Recorded data:
## Begin

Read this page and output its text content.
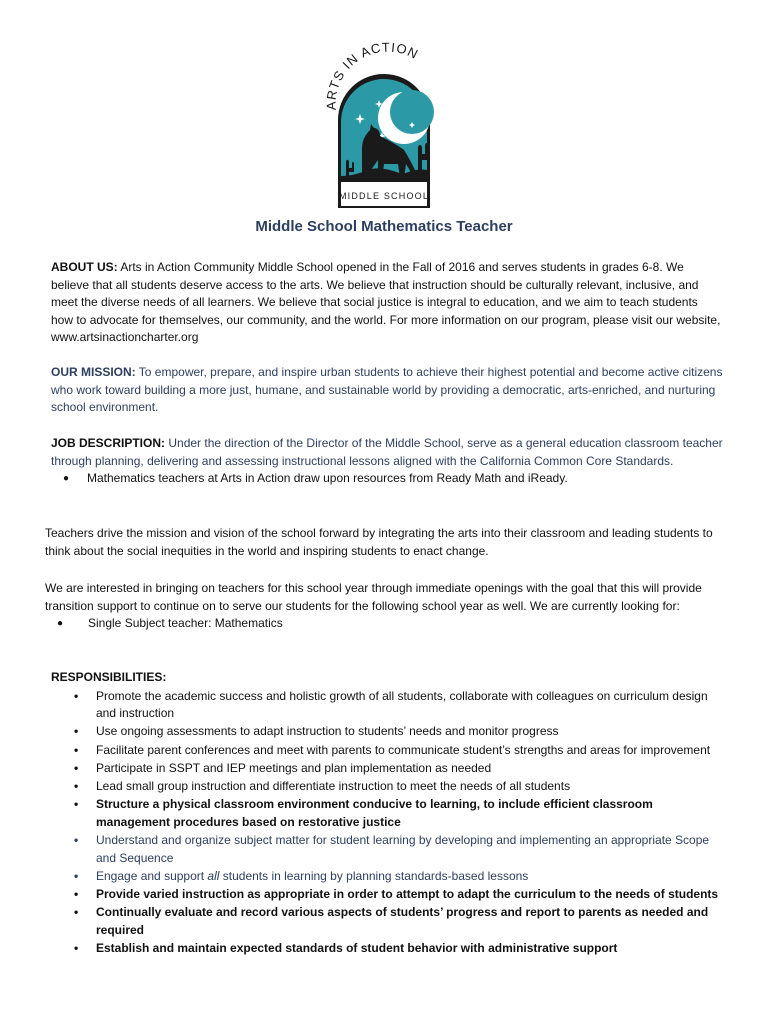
ARTS IN ACTION
MIDDLE SCHOOL
Middle School Mathematics Teacher
ABOUT US: Arts in Action Community Middle School opened in the Fall of 2016 and serves students in grades 6-8. We believe that all students deserve access to the arts. We believe that instruction should be culturally relevant, inclusive, and meet the diverse needs of all learners. We believe that social justice is integral to education, and we aim to teach students how to advocate for themselves, our community, and the world. For more information on our program, please visit our website, www.artsinactioncharter.org
OUR MISSION: To empower, prepare, and inspire urban students to achieve their highest potential and become active citizens who work toward building a more just, humane, and sustainable world by providing a democratic, arts-enriched, and nurturing school environment.
JOB DESCRIPTION: Under the direction of the Director of the Middle School, serve as a general education classroom teacher through planning, delivering and assessing instructional lessons aligned with the California Common Core Standards.
● Mathematics teachers at Arts in Action draw upon resources from Ready Math and iReady.
Teachers drive the mission and vision of the school forward by integrating the arts into their classroom and leading students to think about the social inequities in the world and inspiring students to enact change.
We are interested in bringing on teachers for this school year through immediate openings with the goal that this will provide transition support to continue on to serve our students for the following school year as well. We are currently looking for:
● Single Subject teacher: Mathematics
RESPONSIBILITIES:
• Promote the academic success and holistic growth of all students, collaborate with colleagues on curriculum design and instruction
• Use ongoing assessments to adapt instruction to students’ needs and monitor progress
• Facilitate parent conferences and meet with parents to communicate student’s strengths and areas for improvement
• Participate in SSPT and IEP meetings and plan implementation as needed
• Lead small group instruction and differentiate instruction to meet the needs of all students
• Structure a physical classroom environment conducive to learning, to include efficient classroom management procedures based on restorative justice
• Understand and organize subject matter for student learning by developing and implementing an appropriate Scope and Sequence
• Engage and support all students in learning by planning standards-based lessons
• Provide varied instruction as appropriate in order to attempt to adapt the curriculum to the needs of students
• Continually evaluate and record various aspects of students’ progress and report to parents as needed and required
• Establish and maintain expected standards of student behavior with administrative support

## End

Copy every record above exactly, leaving out the pictures.

Read this page and output its text content.
ARTS IN ACTION
MIDDLE SCHOOL
Middle School Mathematics Teacher
ABOUT US: Arts in Action Community Middle School opened in the Fall of 2016 and serves students in grades 6-8. We believe that all students deserve access to the arts. We believe that instruction should be culturally relevant, inclusive, and meet the diverse needs of all learners. We believe that social justice is integral to education, and we aim to teach students how to advocate for themselves, our community, and the world. For more information on our program, please visit our website, www.artsinactioncharter.org
OUR MISSION: To empower, prepare, and inspire urban students to achieve their highest potential and become active citizens who work toward building a more just, humane, and sustainable world by providing a democratic, arts-enriched, and nurturing school environment.
JOB DESCRIPTION: Under the direction of the Director of the Middle School, serve as a general education classroom teacher through planning, delivering and assessing instructional lessons aligned with the California Common Core Standards.
● Mathematics teachers at Arts in Action draw upon resources from Ready Math and iReady.
Teachers drive the mission and vision of the school forward by integrating the arts into their classroom and leading students to think about the social inequities in the world and inspiring students to enact change.
We are interested in bringing on teachers for this school year through immediate openings with the goal that this will provide transition support to continue on to serve our students for the following school year as well. We are currently looking for:
● Single Subject teacher: Mathematics
RESPONSIBILITIES:
• Promote the academic success and holistic growth of all students, collaborate with colleagues on curriculum design and instruction
• Use ongoing assessments to adapt instruction to students’ needs and monitor progress
• Facilitate parent conferences and meet with parents to communicate student’s strengths and areas for improvement
• Participate in SSPT and IEP meetings and plan implementation as needed
• Lead small group instruction and differentiate instruction to meet the needs of all students
• Structure a physical classroom environment conducive to learning, to include efficient classroom management procedures based on restorative justice
• Understand and organize subject matter for student learning by developing and implementing an appropriate Scope and Sequence
• Engage and support all students in learning by planning standards-based lessons
• Provide varied instruction as appropriate in order to attempt to adapt the curriculum to the needs of students
• Continually evaluate and record various aspects of students’ progress and report to parents as needed and required
• Establish and maintain expected standards of student behavior with administrative support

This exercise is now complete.